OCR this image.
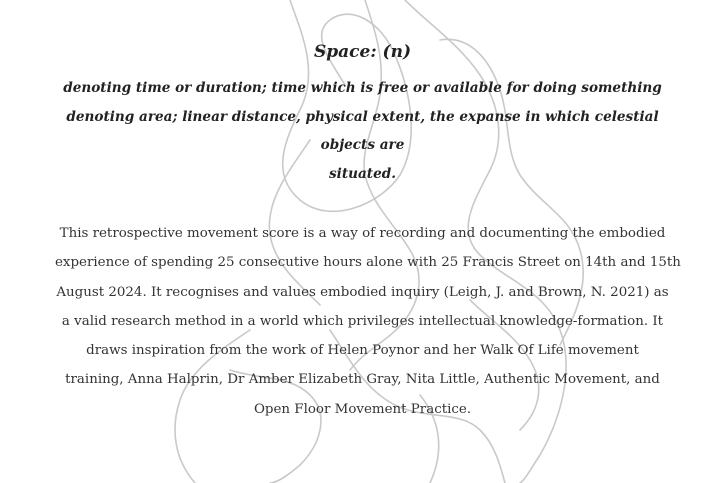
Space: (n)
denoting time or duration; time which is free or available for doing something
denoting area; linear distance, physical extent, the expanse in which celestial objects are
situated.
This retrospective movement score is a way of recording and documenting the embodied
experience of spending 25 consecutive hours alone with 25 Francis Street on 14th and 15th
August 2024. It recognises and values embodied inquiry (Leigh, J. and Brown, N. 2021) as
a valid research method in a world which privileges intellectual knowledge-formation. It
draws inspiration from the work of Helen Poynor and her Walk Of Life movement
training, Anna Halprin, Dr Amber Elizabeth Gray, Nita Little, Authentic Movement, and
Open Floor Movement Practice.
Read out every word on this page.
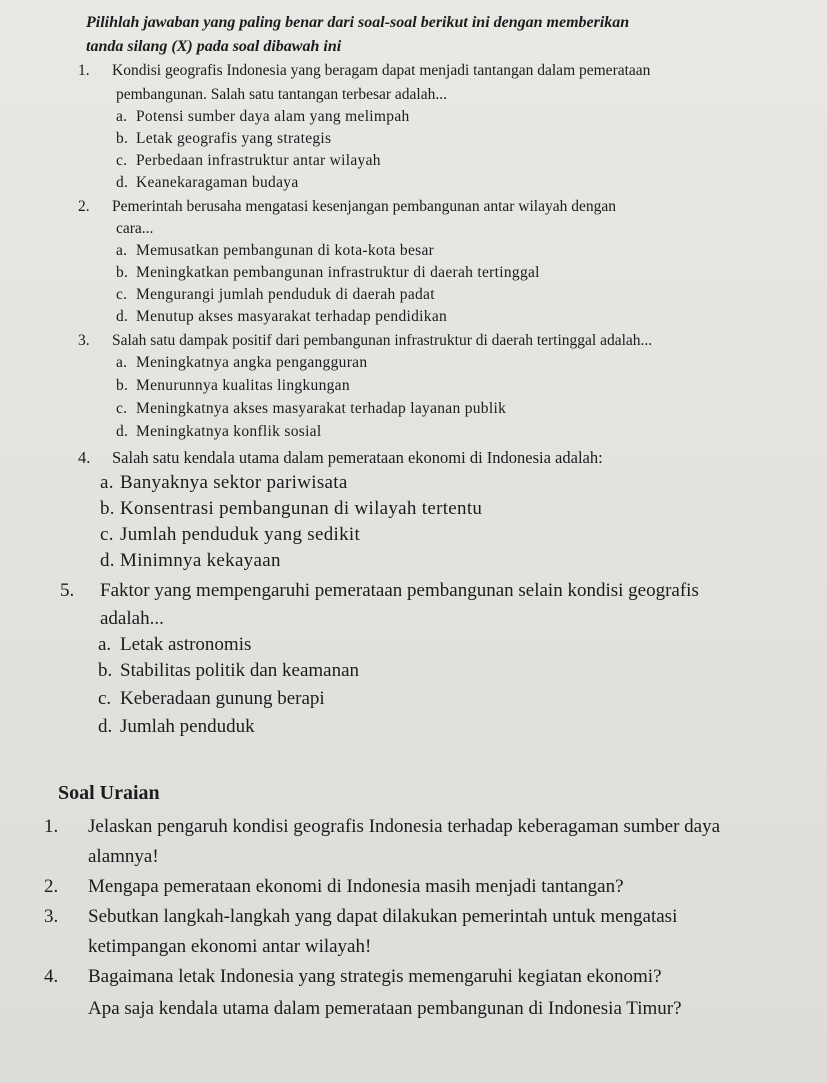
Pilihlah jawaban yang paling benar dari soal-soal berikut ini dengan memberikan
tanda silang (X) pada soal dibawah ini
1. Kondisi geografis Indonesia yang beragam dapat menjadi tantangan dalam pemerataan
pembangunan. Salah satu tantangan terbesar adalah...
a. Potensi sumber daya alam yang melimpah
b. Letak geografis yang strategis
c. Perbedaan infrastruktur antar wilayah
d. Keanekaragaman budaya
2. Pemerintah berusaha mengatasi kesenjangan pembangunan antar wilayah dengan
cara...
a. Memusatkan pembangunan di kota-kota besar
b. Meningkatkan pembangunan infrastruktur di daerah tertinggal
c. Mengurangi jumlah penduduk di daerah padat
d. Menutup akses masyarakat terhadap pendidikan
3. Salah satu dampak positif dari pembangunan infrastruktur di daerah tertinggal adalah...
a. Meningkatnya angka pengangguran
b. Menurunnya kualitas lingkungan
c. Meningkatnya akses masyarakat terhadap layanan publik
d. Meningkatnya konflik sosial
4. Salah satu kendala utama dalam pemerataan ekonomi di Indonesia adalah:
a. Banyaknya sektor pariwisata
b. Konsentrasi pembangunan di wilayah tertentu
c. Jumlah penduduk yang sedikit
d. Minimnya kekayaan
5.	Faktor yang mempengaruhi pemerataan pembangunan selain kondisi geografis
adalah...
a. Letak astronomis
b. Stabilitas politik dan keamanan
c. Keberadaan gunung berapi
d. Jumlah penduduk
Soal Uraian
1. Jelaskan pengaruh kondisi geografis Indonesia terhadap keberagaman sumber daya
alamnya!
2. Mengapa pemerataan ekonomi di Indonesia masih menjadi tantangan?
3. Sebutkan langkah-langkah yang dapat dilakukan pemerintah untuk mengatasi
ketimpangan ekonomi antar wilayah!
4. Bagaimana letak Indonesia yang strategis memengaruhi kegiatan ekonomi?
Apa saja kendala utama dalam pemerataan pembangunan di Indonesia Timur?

What is expected:
Identify each line holding the string "pemerataan", and copy it out.

Answer to the exercise:
1. Kondisi geografis Indonesia yang beragam dapat menjadi tantangan dalam pemerataan
4. Salah satu kendala utama dalam pemerataan ekonomi di Indonesia adalah:
5.	Faktor yang mempengaruhi pemerataan pembangunan selain kondisi geografis
2. Mengapa pemerataan ekonomi di Indonesia masih menjadi tantangan?
Apa saja kendala utama dalam pemerataan pembangunan di Indonesia Timur?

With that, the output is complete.